— Set exercise —
Each line that includes the word "reports" counts once; give the total and nothing more.

— Material provided —
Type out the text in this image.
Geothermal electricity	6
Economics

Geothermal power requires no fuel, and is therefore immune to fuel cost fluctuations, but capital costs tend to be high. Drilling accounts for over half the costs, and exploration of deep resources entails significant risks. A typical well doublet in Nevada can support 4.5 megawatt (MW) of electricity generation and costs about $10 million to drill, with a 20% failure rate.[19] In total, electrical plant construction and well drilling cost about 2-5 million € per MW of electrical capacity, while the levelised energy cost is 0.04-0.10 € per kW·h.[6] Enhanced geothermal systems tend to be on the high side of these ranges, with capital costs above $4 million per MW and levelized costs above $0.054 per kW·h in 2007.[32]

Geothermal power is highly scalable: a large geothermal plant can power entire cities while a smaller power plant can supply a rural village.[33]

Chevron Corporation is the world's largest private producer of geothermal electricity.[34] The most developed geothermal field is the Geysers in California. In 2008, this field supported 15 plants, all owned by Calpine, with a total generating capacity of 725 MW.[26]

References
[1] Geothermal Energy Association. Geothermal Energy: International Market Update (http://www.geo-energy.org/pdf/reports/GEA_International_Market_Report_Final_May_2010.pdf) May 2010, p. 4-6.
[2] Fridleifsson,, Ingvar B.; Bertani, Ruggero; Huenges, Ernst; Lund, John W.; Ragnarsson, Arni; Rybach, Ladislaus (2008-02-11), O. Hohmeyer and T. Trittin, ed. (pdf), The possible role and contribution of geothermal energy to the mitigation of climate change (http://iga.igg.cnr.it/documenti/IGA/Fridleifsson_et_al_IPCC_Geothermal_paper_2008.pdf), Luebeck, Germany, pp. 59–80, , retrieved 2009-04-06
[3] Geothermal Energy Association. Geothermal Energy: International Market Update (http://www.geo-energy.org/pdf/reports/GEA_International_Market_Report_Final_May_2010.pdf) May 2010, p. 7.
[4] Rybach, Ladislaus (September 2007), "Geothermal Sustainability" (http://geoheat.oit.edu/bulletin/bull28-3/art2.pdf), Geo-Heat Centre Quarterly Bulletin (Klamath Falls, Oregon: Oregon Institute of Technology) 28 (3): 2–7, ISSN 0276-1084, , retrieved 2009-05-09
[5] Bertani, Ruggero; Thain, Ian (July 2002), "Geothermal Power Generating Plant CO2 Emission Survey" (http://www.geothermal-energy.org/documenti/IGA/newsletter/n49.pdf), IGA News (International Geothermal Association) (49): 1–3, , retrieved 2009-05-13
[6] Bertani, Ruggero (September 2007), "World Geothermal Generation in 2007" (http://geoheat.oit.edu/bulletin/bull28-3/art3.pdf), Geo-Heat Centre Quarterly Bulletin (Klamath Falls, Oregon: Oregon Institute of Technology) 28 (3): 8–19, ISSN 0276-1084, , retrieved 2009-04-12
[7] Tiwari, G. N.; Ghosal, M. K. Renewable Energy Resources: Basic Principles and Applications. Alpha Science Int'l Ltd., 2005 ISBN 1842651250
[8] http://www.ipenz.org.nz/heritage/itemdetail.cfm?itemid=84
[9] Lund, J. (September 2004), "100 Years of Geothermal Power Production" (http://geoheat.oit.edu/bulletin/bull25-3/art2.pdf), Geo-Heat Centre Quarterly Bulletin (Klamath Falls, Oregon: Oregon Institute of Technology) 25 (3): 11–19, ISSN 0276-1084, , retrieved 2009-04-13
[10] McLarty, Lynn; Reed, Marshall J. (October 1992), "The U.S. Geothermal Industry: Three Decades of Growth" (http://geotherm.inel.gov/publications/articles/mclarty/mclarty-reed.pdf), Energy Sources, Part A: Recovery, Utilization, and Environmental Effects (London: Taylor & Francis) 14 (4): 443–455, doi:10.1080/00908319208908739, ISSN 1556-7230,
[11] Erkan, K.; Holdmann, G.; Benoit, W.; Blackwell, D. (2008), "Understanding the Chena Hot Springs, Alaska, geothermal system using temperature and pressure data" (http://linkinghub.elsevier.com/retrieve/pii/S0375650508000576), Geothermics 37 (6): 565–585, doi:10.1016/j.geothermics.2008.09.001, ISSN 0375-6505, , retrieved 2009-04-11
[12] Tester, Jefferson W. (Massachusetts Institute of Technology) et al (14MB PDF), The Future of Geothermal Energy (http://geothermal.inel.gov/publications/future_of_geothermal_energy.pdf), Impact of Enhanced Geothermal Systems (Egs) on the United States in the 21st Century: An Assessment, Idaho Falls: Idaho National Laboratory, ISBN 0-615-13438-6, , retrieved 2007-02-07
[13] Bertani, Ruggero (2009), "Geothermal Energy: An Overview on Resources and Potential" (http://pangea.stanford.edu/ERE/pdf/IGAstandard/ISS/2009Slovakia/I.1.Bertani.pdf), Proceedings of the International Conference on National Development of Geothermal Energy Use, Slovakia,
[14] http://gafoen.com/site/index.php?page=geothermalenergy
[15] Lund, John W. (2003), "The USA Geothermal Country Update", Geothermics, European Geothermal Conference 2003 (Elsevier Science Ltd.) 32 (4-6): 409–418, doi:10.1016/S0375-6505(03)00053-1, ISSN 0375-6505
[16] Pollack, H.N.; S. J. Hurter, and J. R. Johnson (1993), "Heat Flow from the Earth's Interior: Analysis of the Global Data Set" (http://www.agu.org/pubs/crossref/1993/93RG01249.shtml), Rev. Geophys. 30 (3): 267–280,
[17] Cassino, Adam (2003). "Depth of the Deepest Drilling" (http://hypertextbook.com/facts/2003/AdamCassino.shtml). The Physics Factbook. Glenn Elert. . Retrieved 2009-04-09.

— Answer in full —
2